▶ **TAREFA DADA 1**
Converte numa lista JSON de strings as linhas dos dados abaixo, desde o início até à linha que contém "- x-tick-label: 2024: [932, 427, 972, 447]", inclusive. Usa uma string para cada linha e omite as linhas em branco.

▶ **EXCERTO**
--------------------------------

Conceptualmente, é fácil determinar onde está esse lugar: basta encontrar o reverso, o reflexo das coordenadas de onde saí quando iniciei esta viagem. Se a latitude da Figueira for 40 graus norte 8 minutos 53 segundos, e a longitude for 8 graus oeste, 51 minutos e 17 segundos; então eu terei chegado ao meu destino quando encontrar a latitude 40 graus sul 8 minutos 53 segundos, chamemos-lhe a antilatitude da Figueira da Foz; e a longitude 8 graus leste, 51 minutos e 17 segundos, a que também podemos chamar a antilongitude.
Claro que hoje em dia um GPS resolve esta questão. Ou uma pesquisa no Google. Ou mesmo um planisfério desses pendurados nas salas de aula da escola primária. Mas antigamente, por exemplo no tempo de Fernão de Magalhães e da grande epopeia ibérica dos Descobrimentos, como se determinava o lugar antípoda da minha cidade? O problema não era teórico, mas prático. Conceptualmente, faziam-se as mesmas contas para a latitude e para a longitude e podíamos saber a que coordenadas teria de corresponder o lugar do outro lado do mundo. O problema era medir-lhe as coordenadas, lá, quando chegássemos ao outro lado do mundo. O problema era saber se já tínhamos chegado.

--------------------------------

▶ **DADOS EXTRAÍDOS**
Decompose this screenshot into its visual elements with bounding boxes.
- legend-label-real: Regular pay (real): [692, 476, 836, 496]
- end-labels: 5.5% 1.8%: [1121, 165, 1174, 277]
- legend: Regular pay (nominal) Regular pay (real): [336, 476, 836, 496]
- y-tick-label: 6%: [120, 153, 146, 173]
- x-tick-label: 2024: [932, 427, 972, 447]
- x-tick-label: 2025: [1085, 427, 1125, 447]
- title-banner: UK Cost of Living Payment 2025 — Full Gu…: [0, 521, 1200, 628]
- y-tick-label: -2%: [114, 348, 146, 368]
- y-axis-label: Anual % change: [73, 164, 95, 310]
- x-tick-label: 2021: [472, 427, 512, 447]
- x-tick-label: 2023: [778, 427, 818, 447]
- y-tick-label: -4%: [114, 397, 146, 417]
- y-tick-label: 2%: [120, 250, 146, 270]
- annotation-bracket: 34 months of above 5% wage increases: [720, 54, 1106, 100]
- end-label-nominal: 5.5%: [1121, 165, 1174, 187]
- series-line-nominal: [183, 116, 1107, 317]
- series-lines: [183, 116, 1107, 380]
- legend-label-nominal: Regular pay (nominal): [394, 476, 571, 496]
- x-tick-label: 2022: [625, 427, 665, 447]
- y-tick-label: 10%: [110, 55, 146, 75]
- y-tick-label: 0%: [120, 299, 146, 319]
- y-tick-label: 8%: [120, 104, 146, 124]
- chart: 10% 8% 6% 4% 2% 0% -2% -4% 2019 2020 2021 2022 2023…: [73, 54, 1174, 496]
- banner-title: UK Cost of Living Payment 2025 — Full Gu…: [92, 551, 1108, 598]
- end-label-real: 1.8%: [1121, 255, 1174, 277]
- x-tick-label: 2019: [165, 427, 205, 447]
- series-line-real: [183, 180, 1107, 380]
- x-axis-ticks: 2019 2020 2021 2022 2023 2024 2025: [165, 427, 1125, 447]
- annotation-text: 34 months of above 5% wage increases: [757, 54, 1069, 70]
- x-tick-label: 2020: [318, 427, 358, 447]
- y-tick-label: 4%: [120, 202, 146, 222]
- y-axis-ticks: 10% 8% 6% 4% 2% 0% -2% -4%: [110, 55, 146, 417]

--------------------------------

▶ **TAREFA DADA 2**
Traduz para inglês esta frase do excerto acima: "O problema era saber se já tínhamos chegado."

▶ **RESPOSTA COMPLETA 1**
[
  "Decompose this screenshot into its visual elements with bounding boxes.",
  "- legend-label-real: Regular pay (real): [692, 476, 836, 496]",
  "- end-labels: 5.5% 1.8%: [1121, 165, 1174, 277]",
  "- legend: Regular pay (nominal) Regular pay (real): [336, 476, 836, 496]",
  "- y-tick-label: 6%: [120, 153, 146, 173]",
  "- x-tick-label: 2024: [932, 427, 972, 447]"
]

▶ **RESPOSTA COMPLETA 2**
The problem was knowing whether we had already arrived.